---------- Records to process

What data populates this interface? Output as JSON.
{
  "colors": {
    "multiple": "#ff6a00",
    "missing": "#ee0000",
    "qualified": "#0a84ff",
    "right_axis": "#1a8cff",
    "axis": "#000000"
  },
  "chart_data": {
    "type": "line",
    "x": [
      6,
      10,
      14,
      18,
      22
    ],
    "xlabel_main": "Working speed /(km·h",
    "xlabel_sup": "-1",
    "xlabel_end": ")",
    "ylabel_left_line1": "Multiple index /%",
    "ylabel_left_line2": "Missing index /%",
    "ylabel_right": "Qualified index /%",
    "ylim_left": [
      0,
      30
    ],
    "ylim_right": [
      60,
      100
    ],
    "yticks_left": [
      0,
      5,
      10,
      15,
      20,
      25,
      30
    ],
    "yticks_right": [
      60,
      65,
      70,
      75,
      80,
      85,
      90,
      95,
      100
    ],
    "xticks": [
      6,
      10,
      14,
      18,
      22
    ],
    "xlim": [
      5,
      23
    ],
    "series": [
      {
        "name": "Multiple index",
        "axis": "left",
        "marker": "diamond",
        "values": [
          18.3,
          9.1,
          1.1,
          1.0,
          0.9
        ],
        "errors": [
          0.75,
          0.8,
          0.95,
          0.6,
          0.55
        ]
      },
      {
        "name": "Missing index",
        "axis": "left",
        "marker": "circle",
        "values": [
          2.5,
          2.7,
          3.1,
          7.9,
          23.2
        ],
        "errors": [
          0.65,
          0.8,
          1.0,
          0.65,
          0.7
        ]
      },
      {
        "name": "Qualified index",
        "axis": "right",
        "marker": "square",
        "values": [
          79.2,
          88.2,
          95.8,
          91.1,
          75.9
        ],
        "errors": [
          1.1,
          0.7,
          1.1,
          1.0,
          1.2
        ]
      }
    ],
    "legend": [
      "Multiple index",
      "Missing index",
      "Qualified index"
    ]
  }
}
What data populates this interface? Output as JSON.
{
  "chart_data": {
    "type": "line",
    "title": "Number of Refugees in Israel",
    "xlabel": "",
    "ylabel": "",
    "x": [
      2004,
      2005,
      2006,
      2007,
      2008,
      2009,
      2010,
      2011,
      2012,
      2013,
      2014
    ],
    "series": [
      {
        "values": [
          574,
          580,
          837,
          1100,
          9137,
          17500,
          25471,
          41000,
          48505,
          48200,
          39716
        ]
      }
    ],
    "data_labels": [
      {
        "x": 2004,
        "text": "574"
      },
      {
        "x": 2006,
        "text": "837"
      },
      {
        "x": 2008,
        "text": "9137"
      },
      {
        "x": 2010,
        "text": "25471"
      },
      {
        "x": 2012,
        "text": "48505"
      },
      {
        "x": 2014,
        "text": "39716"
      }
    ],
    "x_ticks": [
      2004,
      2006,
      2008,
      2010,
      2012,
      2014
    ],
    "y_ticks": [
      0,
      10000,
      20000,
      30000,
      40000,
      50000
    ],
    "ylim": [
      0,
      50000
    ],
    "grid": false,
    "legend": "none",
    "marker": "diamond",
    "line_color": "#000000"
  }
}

--------------------

* Work to complete: Quote the material exactly, leaving nothing out.

* Solution for this exercise:
What data populates this interface? Output as JSON.
{
  "colors": {
    "multiple": "#ff6a00",
    "missing": "#ee0000",
    "qualified": "#0a84ff",
    "right_axis": "#1a8cff",
    "axis": "#000000"
  },
  "chart_data": {
    "type": "line",
    "x": [
      6,
      10,
      14,
      18,
      22
    ],
    "xlabel_main": "Working speed /(km·h",
    "xlabel_sup": "-1",
    "xlabel_end": ")",
    "ylabel_left_line1": "Multiple index /%",
    "ylabel_left_line2": "Missing index /%",
    "ylabel_right": "Qualified index /%",
    "ylim_left": [
      0,
      30
    ],
    "ylim_right": [
      60,
      100
    ],
    "yticks_left": [
      0,
      5,
      10,
      15,
      20,
      25,
      30
    ],
    "yticks_right": [
      60,
      65,
      70,
      75,
      80,
      85,
      90,
      95,
      100
    ],
    "xticks": [
      6,
      10,
      14,
      18,
      22
    ],
    "xlim": [
      5,
      23
    ],
    "series": [
      {
        "name": "Multiple index",
        "axis": "left",
        "marker": "diamond",
        "values": [
          18.3,
          9.1,
          1.1,
          1.0,
          0.9
        ],
        "errors": [
          0.75,
          0.8,
          0.95,
          0.6,
          0.55
        ]
      },
      {
        "name": "Missing index",
        "axis": "left",
        "marker": "circle",
        "values": [
          2.5,
          2.7,
          3.1,
          7.9,
          23.2
        ],
        "errors": [
          0.65,
          0.8,
          1.0,
          0.65,
          0.7
        ]
      },
      {
        "name": "Qualified index",
        "axis": "right",
        "marker": "square",
        "values": [
          79.2,
          88.2,
          95.8,
          91.1,
          75.9
        ],
        "errors": [
          1.1,
          0.7,
          1.1,
          1.0,
          1.2
        ]
      }
    ],
    "legend": [
      "Multiple index",
      "Missing index",
      "Qualified index"
    ]
  }
}
What data populates this interface? Output as JSON.
{
  "chart_data": {
    "type": "line",
    "title": "Number of Refugees in Israel",
    "xlabel": "",
    "ylabel": "",
    "x": [
      2004,
      2005,
      2006,
      2007,
      2008,
      2009,
      2010,
      2011,
      2012,
      2013,
      2014
    ],
    "series": [
      {
        "values": [
          574,
          580,
          837,
          1100,
          9137,
          17500,
          25471,
          41000,
          48505,
          48200,
          39716
        ]
      }
    ],
    "data_labels": [
      {
        "x": 2004,
        "text": "574"
      },
      {
        "x": 2006,
        "text": "837"
      },
      {
        "x": 2008,
        "text": "9137"
      },
      {
        "x": 2010,
        "text": "25471"
      },
      {
        "x": 2012,
        "text": "48505"
      },
      {
        "x": 2014,
        "text": "39716"
      }
    ],
    "x_ticks": [
      2004,
      2006,
      2008,
      2010,
      2012,
      2014
    ],
    "y_ticks": [
      0,
      10000,
      20000,
      30000,
      40000,
      50000
    ],
    "ylim": [
      0,
      50000
    ],
    "grid": false,
    "legend": "none",
    "marker": "diamond",
    "line_color": "#000000"
  }
}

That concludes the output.